** What you will do **
Determine the number of lines in the data that include the word "name", and write only that number.

** Records supplied **
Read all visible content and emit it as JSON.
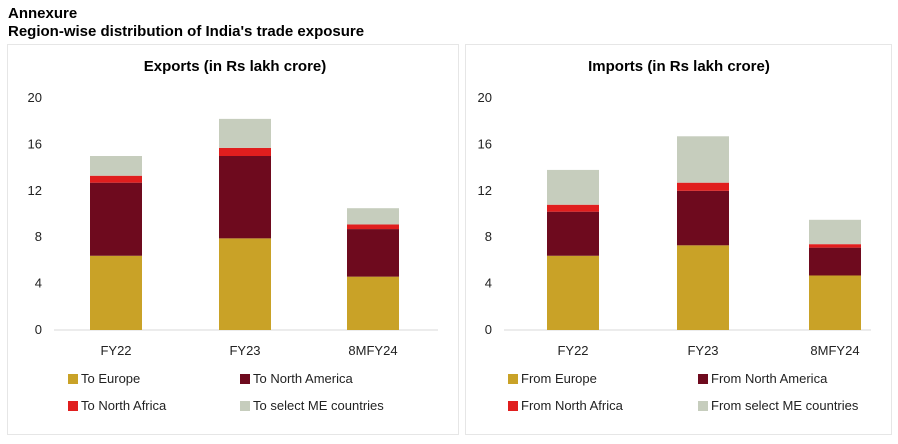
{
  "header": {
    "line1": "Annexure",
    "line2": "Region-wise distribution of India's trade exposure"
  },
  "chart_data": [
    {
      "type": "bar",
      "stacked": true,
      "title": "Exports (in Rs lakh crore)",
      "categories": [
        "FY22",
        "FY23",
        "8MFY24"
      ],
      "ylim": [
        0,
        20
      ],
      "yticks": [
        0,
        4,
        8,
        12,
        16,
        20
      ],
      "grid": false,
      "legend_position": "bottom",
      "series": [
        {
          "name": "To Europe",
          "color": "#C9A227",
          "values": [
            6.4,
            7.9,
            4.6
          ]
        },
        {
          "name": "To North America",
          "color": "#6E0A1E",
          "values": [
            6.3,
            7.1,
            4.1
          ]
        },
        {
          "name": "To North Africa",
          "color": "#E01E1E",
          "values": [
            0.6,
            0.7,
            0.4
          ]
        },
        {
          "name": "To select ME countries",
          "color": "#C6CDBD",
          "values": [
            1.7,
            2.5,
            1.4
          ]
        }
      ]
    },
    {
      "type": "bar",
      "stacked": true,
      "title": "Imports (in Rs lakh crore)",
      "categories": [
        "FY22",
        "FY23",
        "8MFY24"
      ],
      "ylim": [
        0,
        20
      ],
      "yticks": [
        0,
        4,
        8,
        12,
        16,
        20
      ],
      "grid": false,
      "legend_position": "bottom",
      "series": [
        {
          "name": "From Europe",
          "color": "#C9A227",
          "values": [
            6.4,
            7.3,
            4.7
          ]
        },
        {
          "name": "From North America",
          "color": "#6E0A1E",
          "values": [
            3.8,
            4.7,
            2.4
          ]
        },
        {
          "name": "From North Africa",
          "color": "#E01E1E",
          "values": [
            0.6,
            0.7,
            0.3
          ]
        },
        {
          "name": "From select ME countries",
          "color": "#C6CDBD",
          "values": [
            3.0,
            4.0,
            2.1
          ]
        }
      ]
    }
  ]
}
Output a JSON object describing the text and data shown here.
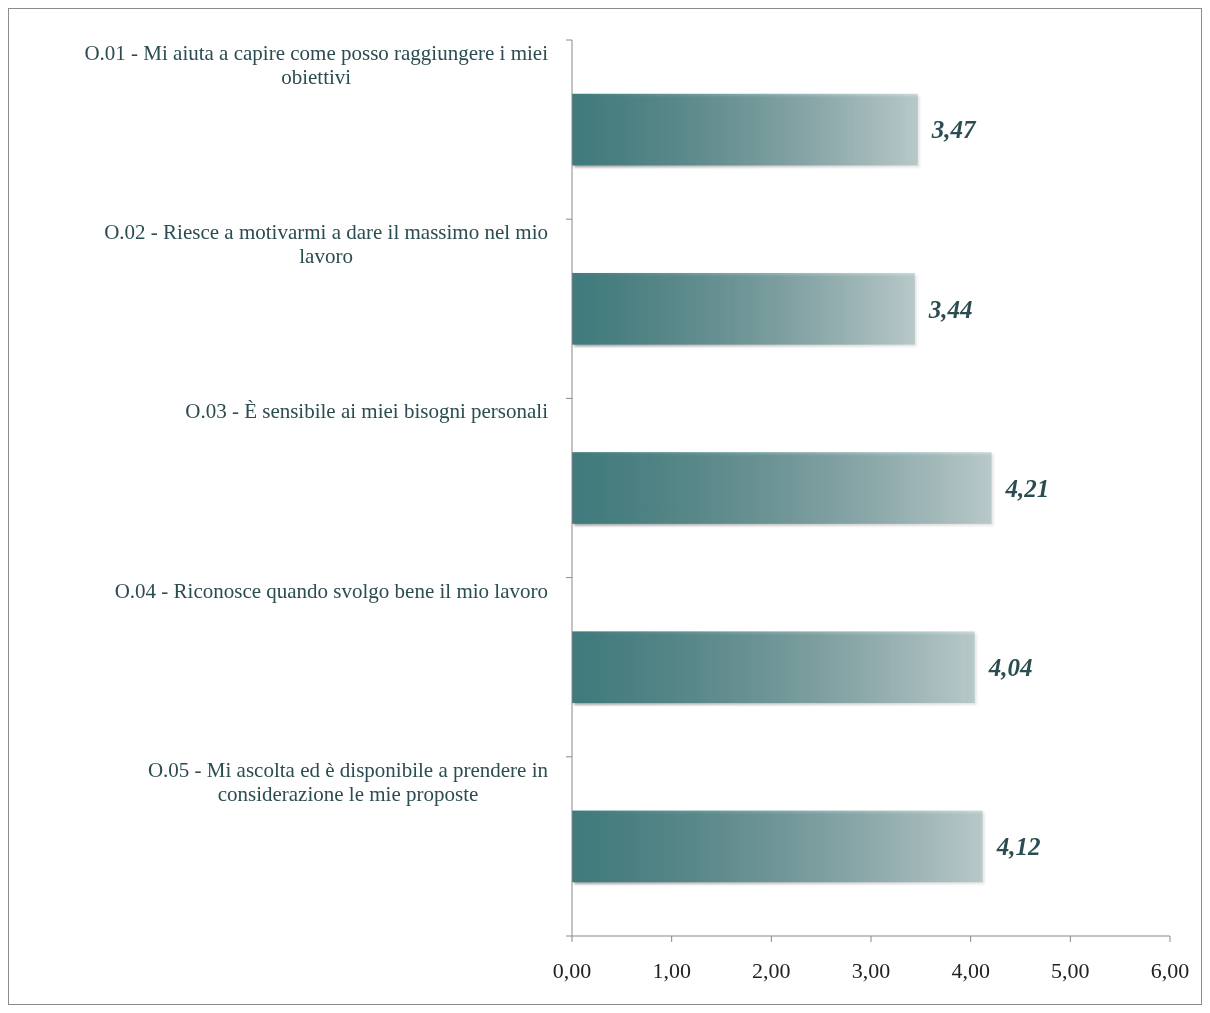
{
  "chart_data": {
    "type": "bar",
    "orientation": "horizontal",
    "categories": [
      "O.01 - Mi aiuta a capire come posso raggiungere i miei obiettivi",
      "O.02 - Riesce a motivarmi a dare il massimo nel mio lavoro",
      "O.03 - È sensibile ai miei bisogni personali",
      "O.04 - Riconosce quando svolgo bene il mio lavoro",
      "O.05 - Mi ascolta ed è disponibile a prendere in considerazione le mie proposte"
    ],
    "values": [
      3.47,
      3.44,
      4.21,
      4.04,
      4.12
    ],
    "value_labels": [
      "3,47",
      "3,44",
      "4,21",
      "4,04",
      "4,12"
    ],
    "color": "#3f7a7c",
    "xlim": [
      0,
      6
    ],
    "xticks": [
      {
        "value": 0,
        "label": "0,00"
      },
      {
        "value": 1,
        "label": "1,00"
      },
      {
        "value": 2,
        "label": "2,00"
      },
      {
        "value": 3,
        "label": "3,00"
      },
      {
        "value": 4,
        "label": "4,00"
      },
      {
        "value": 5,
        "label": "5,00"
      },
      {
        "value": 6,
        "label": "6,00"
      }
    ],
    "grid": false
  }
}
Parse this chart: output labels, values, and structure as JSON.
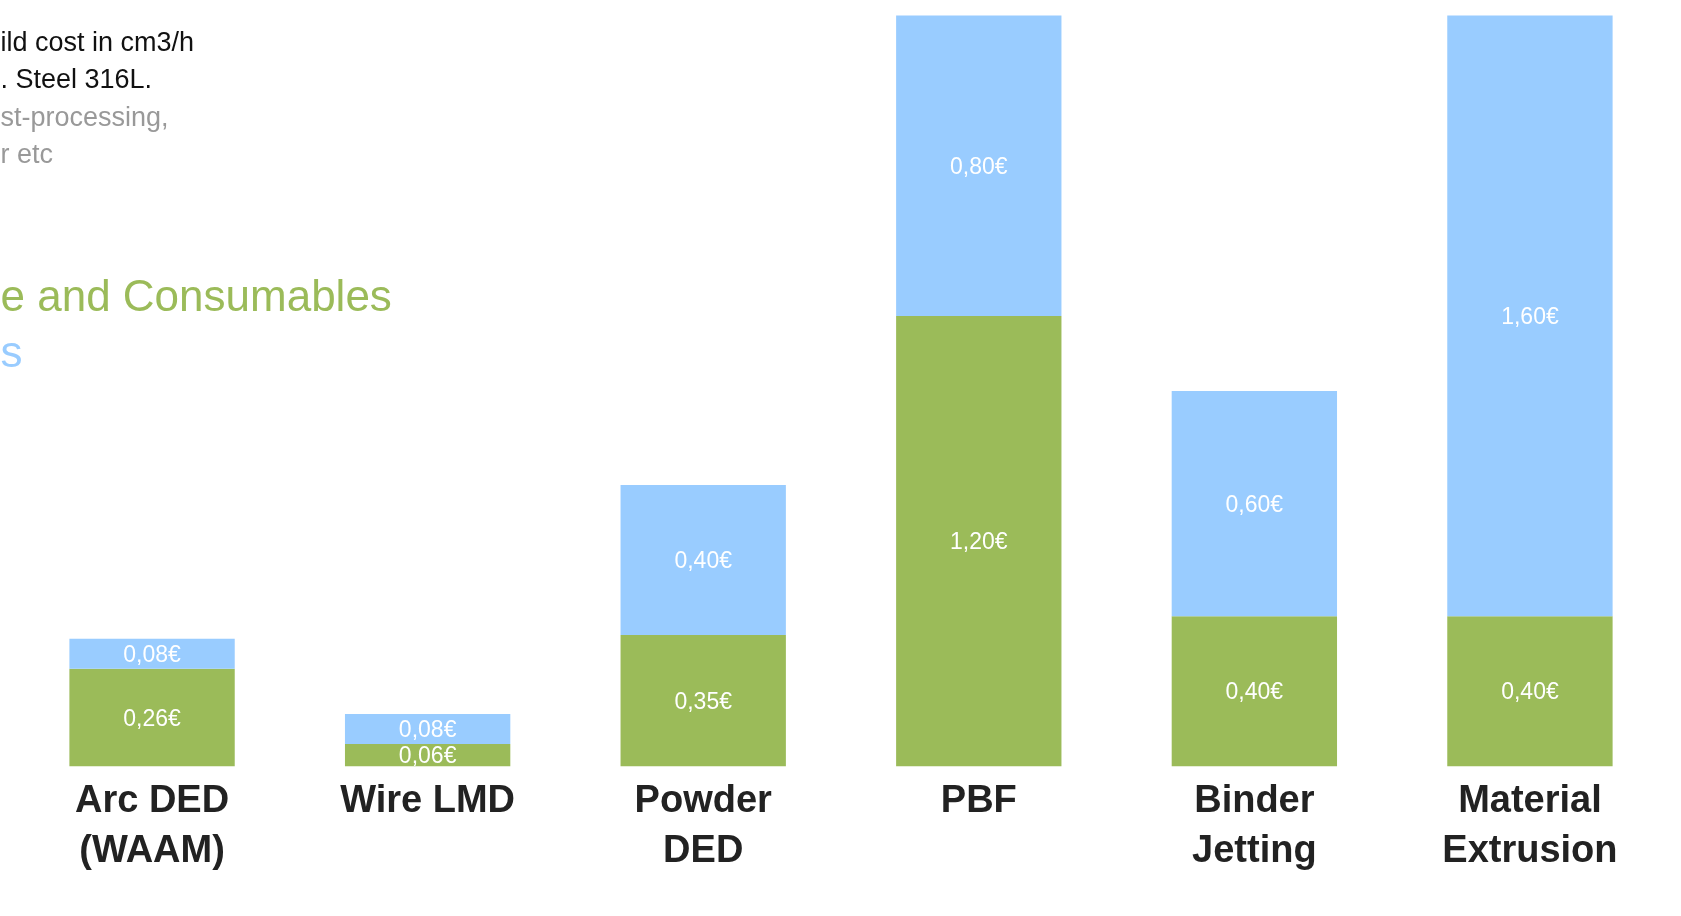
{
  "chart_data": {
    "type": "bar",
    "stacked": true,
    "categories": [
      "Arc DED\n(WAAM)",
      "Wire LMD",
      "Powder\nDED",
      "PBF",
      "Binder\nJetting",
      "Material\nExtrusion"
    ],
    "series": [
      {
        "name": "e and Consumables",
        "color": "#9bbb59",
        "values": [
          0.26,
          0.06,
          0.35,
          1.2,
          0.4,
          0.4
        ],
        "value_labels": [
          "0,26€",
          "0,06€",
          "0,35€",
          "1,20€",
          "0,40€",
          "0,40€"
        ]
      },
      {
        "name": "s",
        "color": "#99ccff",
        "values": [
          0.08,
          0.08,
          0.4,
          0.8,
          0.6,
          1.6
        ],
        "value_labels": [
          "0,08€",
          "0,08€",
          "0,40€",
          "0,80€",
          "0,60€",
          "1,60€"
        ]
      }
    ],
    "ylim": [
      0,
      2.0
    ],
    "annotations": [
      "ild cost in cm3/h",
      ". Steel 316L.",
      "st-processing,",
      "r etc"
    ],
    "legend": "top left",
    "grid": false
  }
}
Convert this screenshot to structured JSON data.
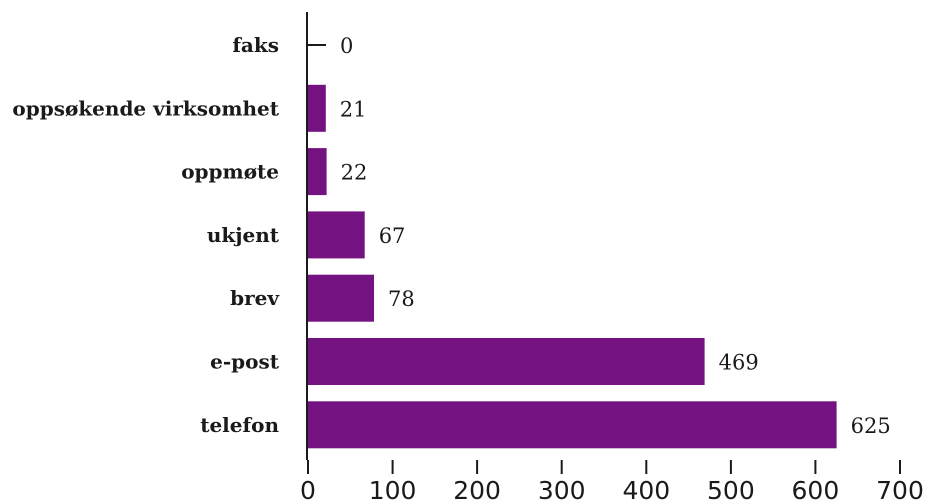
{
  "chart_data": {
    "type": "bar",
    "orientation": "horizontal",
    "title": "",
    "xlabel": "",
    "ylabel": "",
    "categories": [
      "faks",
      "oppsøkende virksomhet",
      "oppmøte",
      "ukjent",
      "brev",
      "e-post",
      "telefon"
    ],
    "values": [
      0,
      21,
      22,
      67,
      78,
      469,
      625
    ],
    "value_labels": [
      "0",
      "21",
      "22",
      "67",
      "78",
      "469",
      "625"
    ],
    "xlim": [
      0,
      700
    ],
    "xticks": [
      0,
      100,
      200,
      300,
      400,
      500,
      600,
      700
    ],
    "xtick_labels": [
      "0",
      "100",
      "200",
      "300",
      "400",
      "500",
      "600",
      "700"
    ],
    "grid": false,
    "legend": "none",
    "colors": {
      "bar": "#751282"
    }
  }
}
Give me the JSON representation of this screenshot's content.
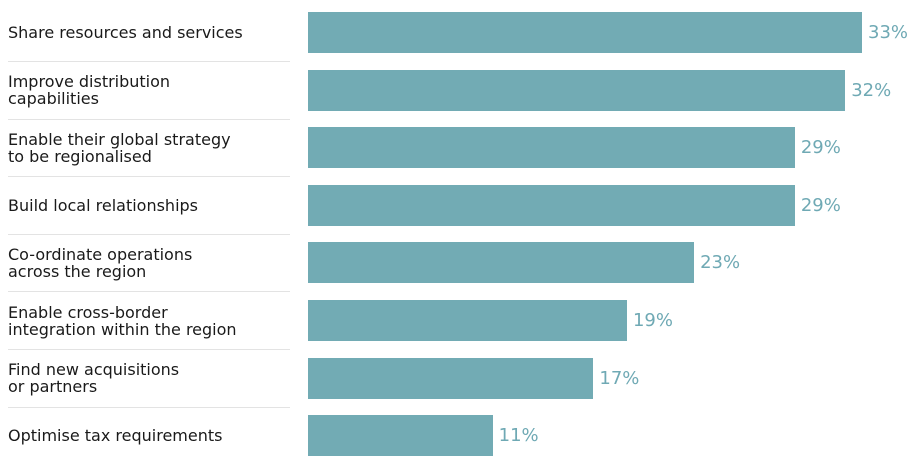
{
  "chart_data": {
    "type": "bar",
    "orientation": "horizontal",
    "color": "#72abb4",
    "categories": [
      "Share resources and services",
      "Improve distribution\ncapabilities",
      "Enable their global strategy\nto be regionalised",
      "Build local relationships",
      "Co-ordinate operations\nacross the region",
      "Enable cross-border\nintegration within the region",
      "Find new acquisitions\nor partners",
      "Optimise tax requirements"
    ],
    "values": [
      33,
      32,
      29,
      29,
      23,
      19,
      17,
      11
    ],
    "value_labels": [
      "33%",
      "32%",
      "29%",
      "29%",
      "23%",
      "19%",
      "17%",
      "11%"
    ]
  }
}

** Answer to this exercise **
10